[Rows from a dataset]

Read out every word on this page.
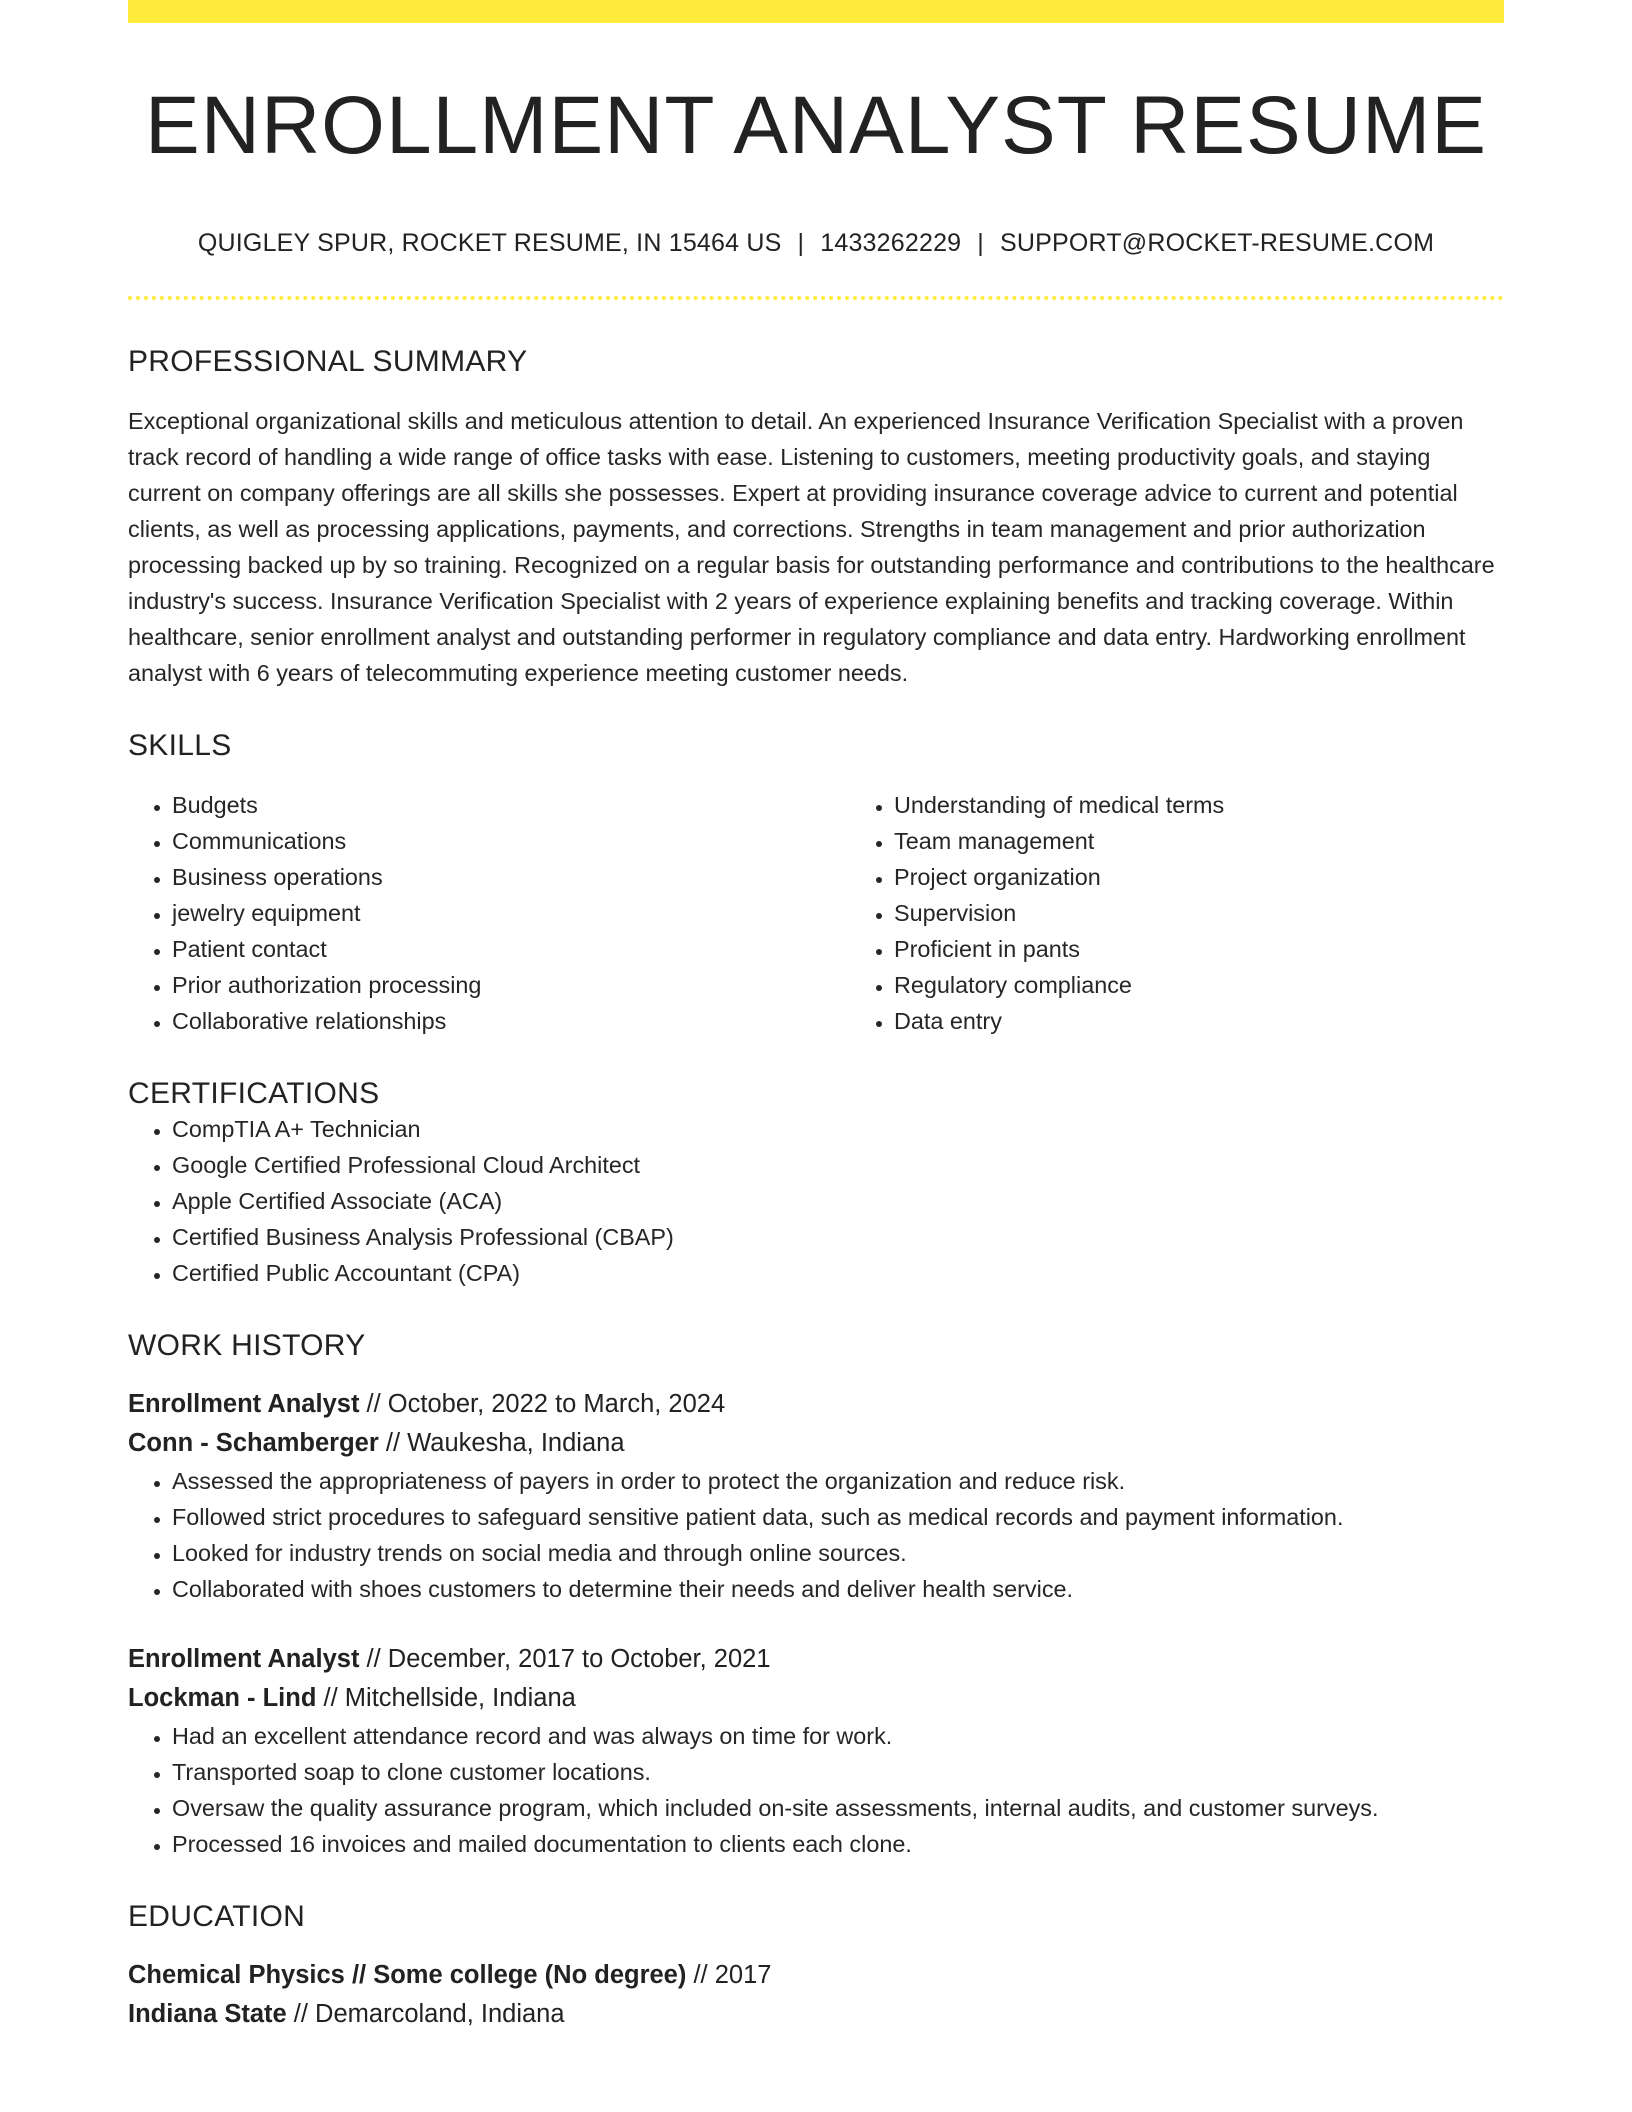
ENROLLMENT ANALYST RESUME
QUIGLEY SPUR, ROCKET RESUME, IN 15464 US | 1433262229 | SUPPORT@ROCKET-RESUME.COM
PROFESSIONAL SUMMARY

Exceptional organizational skills and meticulous attention to detail. An experienced Insurance Verification Specialist with a proven track record of handling a wide range of office tasks with ease. Listening to customers, meeting productivity goals, and staying current on company offerings are all skills she possesses. Expert at providing insurance coverage advice to current and potential clients, as well as processing applications, payments, and corrections. Strengths in team management and prior authorization processing backed up by so training. Recognized on a regular basis for outstanding performance and contributions to the healthcare industry's success. Insurance Verification Specialist with 2 years of experience explaining benefits and tracking coverage. Within healthcare, senior enrollment analyst and outstanding performer in regulatory compliance and data entry. Hardworking enrollment analyst with 6 years of telecommuting experience meeting customer needs.

SKILLS
• Budgets
• Communications
• Business operations
• jewelry equipment
• Patient contact
• Prior authorization processing
• Collaborative relationships
• Understanding of medical terms
• Team management
• Project organization
• Supervision
• Proficient in pants
• Regulatory compliance
• Data entry
CERTIFICATIONS
• CompTIA A+ Technician
• Google Certified Professional Cloud Architect
• Apple Certified Associate (ACA)
• Certified Business Analysis Professional (CBAP)
• Certified Public Accountant (CPA)
WORK HISTORY
Enrollment Analyst // October, 2022 to March, 2024
Conn - Schamberger // Waukesha, Indiana
• Assessed the appropriateness of payers in order to protect the organization and reduce risk.
• Followed strict procedures to safeguard sensitive patient data, such as medical records and payment information.
• Looked for industry trends on social media and through online sources.
• Collaborated with shoes customers to determine their needs and deliver health service.
Enrollment Analyst // December, 2017 to October, 2021
Lockman - Lind // Mitchellside, Indiana
• Had an excellent attendance record and was always on time for work.
• Transported soap to clone customer locations.
• Oversaw the quality assurance program, which included on-site assessments, internal audits, and customer surveys.
• Processed 16 invoices and mailed documentation to clients each clone.
EDUCATION
Chemical Physics // Some college (No degree) // 2017
Indiana State // Demarcoland, Indiana
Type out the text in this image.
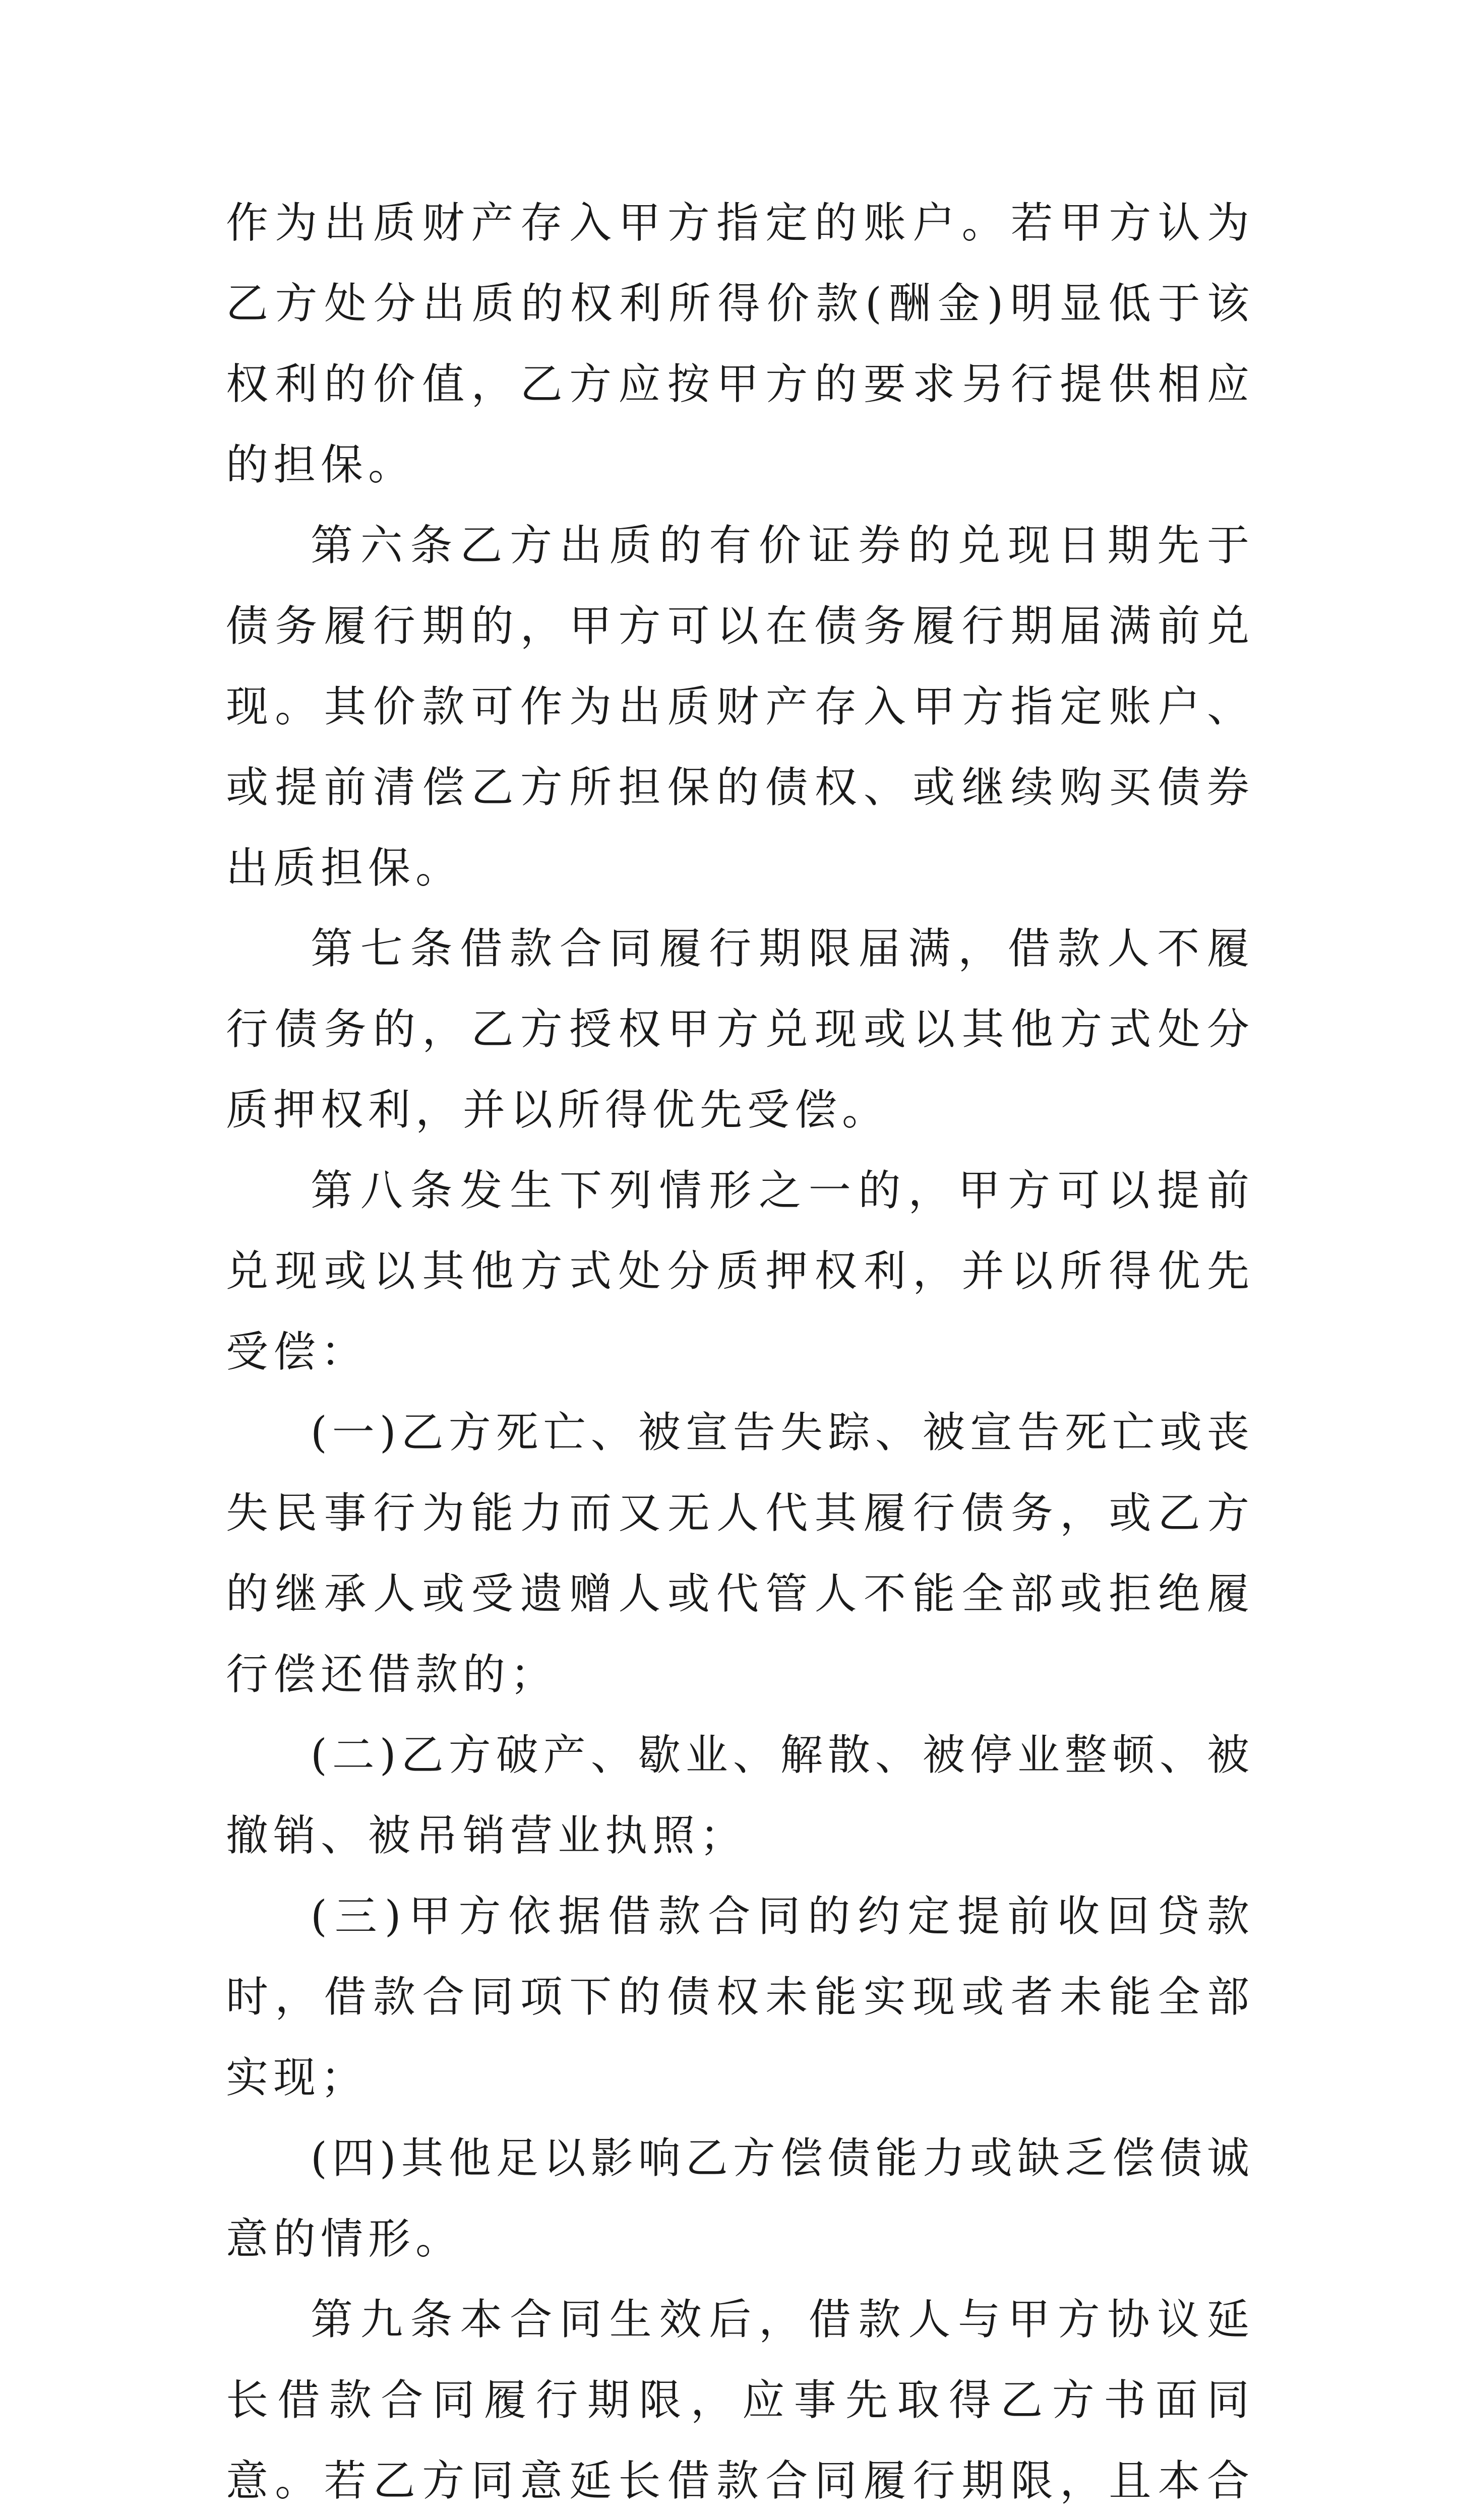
作为出质财产存入甲方指定的账户。若甲方认为乙方处分出质的权利所得价款(酬金)明显低于该权利的价值，乙方应按甲方的要求另行提供相应的担保。

第六条乙方出质的有价证券的兑现日期先于债务履行期的，甲方可以在债务履行期届满前兑现。其价款可作为出质财产存入甲方指定账户、或提前清偿乙方所担保的债权、或继续购买债券出质担保。

第七条借款合同履行期限届满，借款人不履行债务的，乙方授权甲方兑现或以其他方式处分质押权利，并以所得优先受偿。

第八条发生下列情形之一的，甲方可以提前兑现或以其他方式处分质押权利，并以所得优先受偿：

(一)乙方死亡、被宣告失踪、被宣告死亡或丧失民事行为能力而又无人代其履行债务，或乙方的继承人或受遗赠人或代管人不能全部或拒绝履行偿还借款的；

(二)乙方破产、歇业、解散、被停业整顿、被撤销、被吊销营业执照；

(三)甲方依据借款合同的约定提前收回贷款时，借款合同项下的债权未能实现或者未能全部实现；

(四)其他足以影响乙方偿债能力或缺乏偿债诚意的情形。

第九条本合同生效后，借款人与甲方协议延长借款合同履行期限，应事先取得乙方书面同意。若乙方同意延长借款合同履行期限，且本合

**STATED EXERCISE**
Look above for every line with the word "Certified" and copy it.

**RESPONSE TO THIS TASK**
• Google Certified Professional Cloud Architect
• Apple Certified Associate (ACA)
• Certified Business Analysis Professional (CBAP)
• Certified Public Accountant (CPA)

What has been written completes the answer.